# Saved data entries
__________
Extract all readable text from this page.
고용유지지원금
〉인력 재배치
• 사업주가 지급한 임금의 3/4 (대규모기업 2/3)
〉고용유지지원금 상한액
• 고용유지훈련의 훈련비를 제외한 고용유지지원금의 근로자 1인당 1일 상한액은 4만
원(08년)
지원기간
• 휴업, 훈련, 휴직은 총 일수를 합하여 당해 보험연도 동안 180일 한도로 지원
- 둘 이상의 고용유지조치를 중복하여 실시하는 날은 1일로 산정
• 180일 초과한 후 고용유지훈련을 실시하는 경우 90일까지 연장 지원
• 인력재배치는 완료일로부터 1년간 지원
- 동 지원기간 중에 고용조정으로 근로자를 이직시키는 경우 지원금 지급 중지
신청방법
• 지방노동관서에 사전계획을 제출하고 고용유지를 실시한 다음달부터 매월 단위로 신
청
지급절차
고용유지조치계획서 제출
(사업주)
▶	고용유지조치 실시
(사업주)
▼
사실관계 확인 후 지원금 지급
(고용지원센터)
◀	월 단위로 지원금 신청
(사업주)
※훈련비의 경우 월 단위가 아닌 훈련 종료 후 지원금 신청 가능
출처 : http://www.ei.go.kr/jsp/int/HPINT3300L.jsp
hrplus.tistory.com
__________
# WRITTEN EXERCISE
Give back the whole listing, word for word.

# WRITTEN RESPONSE
Extract all readable text from this page.
고용유지지원금
〉인력 재배치
• 사업주가 지급한 임금의 3/4 (대규모기업 2/3)
〉고용유지지원금 상한액
• 고용유지훈련의 훈련비를 제외한 고용유지지원금의 근로자 1인당 1일 상한액은 4만
원(08년)
지원기간
• 휴업, 훈련, 휴직은 총 일수를 합하여 당해 보험연도 동안 180일 한도로 지원
- 둘 이상의 고용유지조치를 중복하여 실시하는 날은 1일로 산정
• 180일 초과한 후 고용유지훈련을 실시하는 경우 90일까지 연장 지원
• 인력재배치는 완료일로부터 1년간 지원
- 동 지원기간 중에 고용조정으로 근로자를 이직시키는 경우 지원금 지급 중지
신청방법
• 지방노동관서에 사전계획을 제출하고 고용유지를 실시한 다음달부터 매월 단위로 신
청
지급절차
고용유지조치계획서 제출
(사업주)
▶	고용유지조치 실시
(사업주)
▼
사실관계 확인 후 지원금 지급
(고용지원센터)
◀	월 단위로 지원금 신청
(사업주)
※훈련비의 경우 월 단위가 아닌 훈련 종료 후 지원금 신청 가능
출처 : http://www.ei.go.kr/jsp/int/HPINT3300L.jsp
hrplus.tistory.com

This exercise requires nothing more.